[Records from a collection]
○ ○ ○

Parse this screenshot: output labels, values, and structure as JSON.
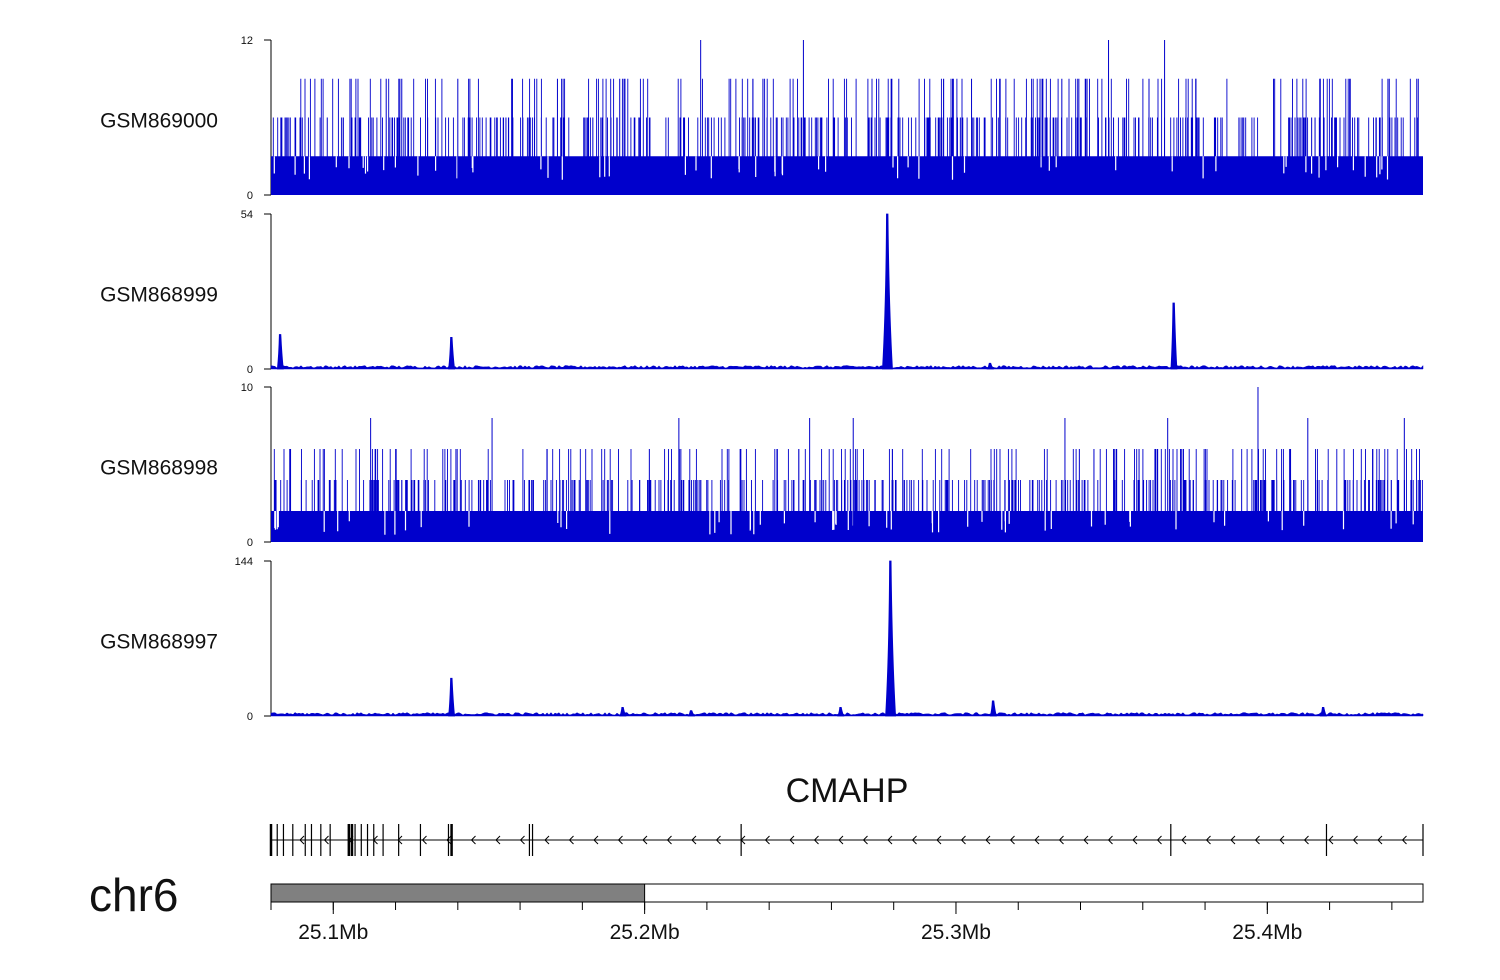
{
  "chart_data": {
    "type": "area",
    "x_range_mb": [
      25.08,
      25.45
    ],
    "series_color": "#0000cc",
    "tracks": [
      {
        "name": "GSM869000",
        "ymax": 12,
        "ymin": 0,
        "kind": "noise",
        "baseline": 3,
        "levels": [
          6,
          9
        ],
        "spikes": [
          [
            25.218,
            12
          ],
          [
            25.251,
            12
          ],
          [
            25.349,
            12
          ],
          [
            25.367,
            12
          ],
          [
            25.117,
            9
          ],
          [
            25.122,
            9
          ],
          [
            25.14,
            9
          ],
          [
            25.172,
            9
          ],
          [
            25.192,
            9
          ],
          [
            25.238,
            9
          ],
          [
            25.305,
            9
          ],
          [
            25.327,
            9
          ],
          [
            25.334,
            9
          ],
          [
            25.362,
            9
          ],
          [
            25.377,
            9
          ],
          [
            25.402,
            9
          ],
          [
            25.417,
            9
          ],
          [
            25.448,
            9
          ]
        ]
      },
      {
        "name": "GSM868999",
        "ymax": 54,
        "ymin": 0,
        "kind": "peaks",
        "peaks": [
          [
            25.083,
            12
          ],
          [
            25.138,
            11
          ],
          [
            25.278,
            54
          ],
          [
            25.37,
            23
          ],
          [
            25.311,
            2
          ]
        ]
      },
      {
        "name": "GSM868998",
        "ymax": 10,
        "ymin": 0,
        "kind": "noise",
        "baseline": 2,
        "levels": [
          4,
          6
        ],
        "spikes": [
          [
            25.397,
            10
          ],
          [
            25.112,
            8
          ],
          [
            25.151,
            8
          ],
          [
            25.211,
            8
          ],
          [
            25.253,
            8
          ],
          [
            25.267,
            8
          ],
          [
            25.335,
            8
          ],
          [
            25.368,
            8
          ],
          [
            25.413,
            8
          ],
          [
            25.444,
            8
          ]
        ]
      },
      {
        "name": "GSM868997",
        "ymax": 144,
        "ymin": 0,
        "kind": "peaks",
        "peaks": [
          [
            25.138,
            35
          ],
          [
            25.193,
            8
          ],
          [
            25.215,
            5
          ],
          [
            25.263,
            8
          ],
          [
            25.279,
            144
          ],
          [
            25.312,
            14
          ],
          [
            25.418,
            8
          ]
        ]
      }
    ],
    "gene": {
      "name": "CMAHP",
      "start_mb": 25.08,
      "end_mb": 25.45,
      "strand": "-",
      "exons_mb": [
        25.08,
        25.082,
        25.084,
        25.087,
        25.091,
        25.093,
        25.096,
        25.099,
        25.105,
        25.106,
        25.107,
        25.109,
        25.111,
        25.113,
        25.116,
        25.121,
        25.128,
        25.137,
        25.138,
        25.163,
        25.164,
        25.231,
        25.369,
        25.419,
        25.45
      ]
    },
    "ideogram": {
      "chromosome": "chr6",
      "highlight_mb": [
        25.08,
        25.2
      ],
      "tick_labels": [
        "25.1Mb",
        "25.2Mb",
        "25.3Mb",
        "25.4Mb"
      ],
      "tick_values_mb": [
        25.1,
        25.2,
        25.3,
        25.4
      ],
      "minor_tick_step_mb": 0.02
    }
  }
}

○ ○ ○

**Your goal**
Write the listing above out again exactly, dropping each image.

**Exercise response**
Parse this screenshot: output labels, values, and structure as JSON.
{
  "chart_data": {
    "type": "area",
    "x_range_mb": [
      25.08,
      25.45
    ],
    "series_color": "#0000cc",
    "tracks": [
      {
        "name": "GSM869000",
        "ymax": 12,
        "ymin": 0,
        "kind": "noise",
        "baseline": 3,
        "levels": [
          6,
          9
        ],
        "spikes": [
          [
            25.218,
            12
          ],
          [
            25.251,
            12
          ],
          [
            25.349,
            12
          ],
          [
            25.367,
            12
          ],
          [
            25.117,
            9
          ],
          [
            25.122,
            9
          ],
          [
            25.14,
            9
          ],
          [
            25.172,
            9
          ],
          [
            25.192,
            9
          ],
          [
            25.238,
            9
          ],
          [
            25.305,
            9
          ],
          [
            25.327,
            9
          ],
          [
            25.334,
            9
          ],
          [
            25.362,
            9
          ],
          [
            25.377,
            9
          ],
          [
            25.402,
            9
          ],
          [
            25.417,
            9
          ],
          [
            25.448,
            9
          ]
        ]
      },
      {
        "name": "GSM868999",
        "ymax": 54,
        "ymin": 0,
        "kind": "peaks",
        "peaks": [
          [
            25.083,
            12
          ],
          [
            25.138,
            11
          ],
          [
            25.278,
            54
          ],
          [
            25.37,
            23
          ],
          [
            25.311,
            2
          ]
        ]
      },
      {
        "name": "GSM868998",
        "ymax": 10,
        "ymin": 0,
        "kind": "noise",
        "baseline": 2,
        "levels": [
          4,
          6
        ],
        "spikes": [
          [
            25.397,
            10
          ],
          [
            25.112,
            8
          ],
          [
            25.151,
            8
          ],
          [
            25.211,
            8
          ],
          [
            25.253,
            8
          ],
          [
            25.267,
            8
          ],
          [
            25.335,
            8
          ],
          [
            25.368,
            8
          ],
          [
            25.413,
            8
          ],
          [
            25.444,
            8
          ]
        ]
      },
      {
        "name": "GSM868997",
        "ymax": 144,
        "ymin": 0,
        "kind": "peaks",
        "peaks": [
          [
            25.138,
            35
          ],
          [
            25.193,
            8
          ],
          [
            25.215,
            5
          ],
          [
            25.263,
            8
          ],
          [
            25.279,
            144
          ],
          [
            25.312,
            14
          ],
          [
            25.418,
            8
          ]
        ]
      }
    ],
    "gene": {
      "name": "CMAHP",
      "start_mb": 25.08,
      "end_mb": 25.45,
      "strand": "-",
      "exons_mb": [
        25.08,
        25.082,
        25.084,
        25.087,
        25.091,
        25.093,
        25.096,
        25.099,
        25.105,
        25.106,
        25.107,
        25.109,
        25.111,
        25.113,
        25.116,
        25.121,
        25.128,
        25.137,
        25.138,
        25.163,
        25.164,
        25.231,
        25.369,
        25.419,
        25.45
      ]
    },
    "ideogram": {
      "chromosome": "chr6",
      "highlight_mb": [
        25.08,
        25.2
      ],
      "tick_labels": [
        "25.1Mb",
        "25.2Mb",
        "25.3Mb",
        "25.4Mb"
      ],
      "tick_values_mb": [
        25.1,
        25.2,
        25.3,
        25.4
      ],
      "minor_tick_step_mb": 0.02
    }
  }
}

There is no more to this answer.